What to work on — Give an exact transcription of every line, dropping the images.

Extracted data entries:
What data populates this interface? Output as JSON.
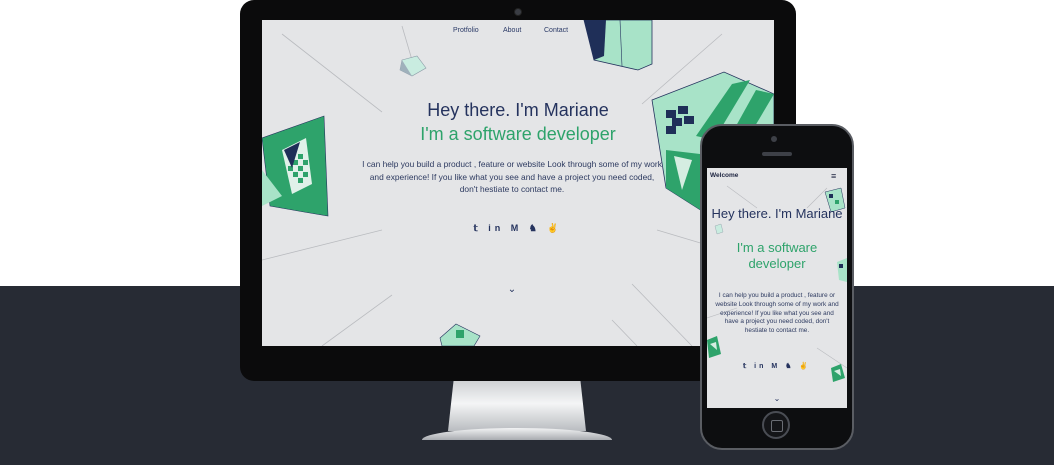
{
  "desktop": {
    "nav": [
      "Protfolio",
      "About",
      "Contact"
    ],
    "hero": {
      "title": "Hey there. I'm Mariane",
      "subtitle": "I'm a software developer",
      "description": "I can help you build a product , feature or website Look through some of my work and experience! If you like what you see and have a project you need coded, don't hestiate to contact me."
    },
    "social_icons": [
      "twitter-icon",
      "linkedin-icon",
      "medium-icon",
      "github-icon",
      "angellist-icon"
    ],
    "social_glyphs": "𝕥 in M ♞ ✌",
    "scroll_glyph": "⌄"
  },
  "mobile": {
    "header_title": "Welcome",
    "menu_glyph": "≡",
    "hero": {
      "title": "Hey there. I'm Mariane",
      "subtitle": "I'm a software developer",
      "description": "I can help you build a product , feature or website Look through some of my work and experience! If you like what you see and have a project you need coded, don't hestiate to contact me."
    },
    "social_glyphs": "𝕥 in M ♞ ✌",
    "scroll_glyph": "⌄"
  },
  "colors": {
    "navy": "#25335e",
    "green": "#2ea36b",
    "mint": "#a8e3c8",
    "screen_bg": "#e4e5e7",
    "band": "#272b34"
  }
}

The solution —
What data populates this interface? Output as JSON.
{
  "desktop": {
    "nav": [
      "Protfolio",
      "About",
      "Contact"
    ],
    "hero": {
      "title": "Hey there. I'm Mariane",
      "subtitle": "I'm a software developer",
      "description": "I can help you build a product , feature or website Look through some of my work and experience! If you like what you see and have a project you need coded, don't hestiate to contact me."
    },
    "social_icons": [
      "twitter-icon",
      "linkedin-icon",
      "medium-icon",
      "github-icon",
      "angellist-icon"
    ],
    "social_glyphs": "𝕥 in M ♞ ✌",
    "scroll_glyph": "⌄"
  },
  "mobile": {
    "header_title": "Welcome",
    "menu_glyph": "≡",
    "hero": {
      "title": "Hey there. I'm Mariane",
      "subtitle": "I'm a software developer",
      "description": "I can help you build a product , feature or website Look through some of my work and experience! If you like what you see and have a project you need coded, don't hestiate to contact me."
    },
    "social_glyphs": "𝕥 in M ♞ ✌",
    "scroll_glyph": "⌄"
  },
  "colors": {
    "navy": "#25335e",
    "green": "#2ea36b",
    "mint": "#a8e3c8",
    "screen_bg": "#e4e5e7",
    "band": "#272b34"
  }
}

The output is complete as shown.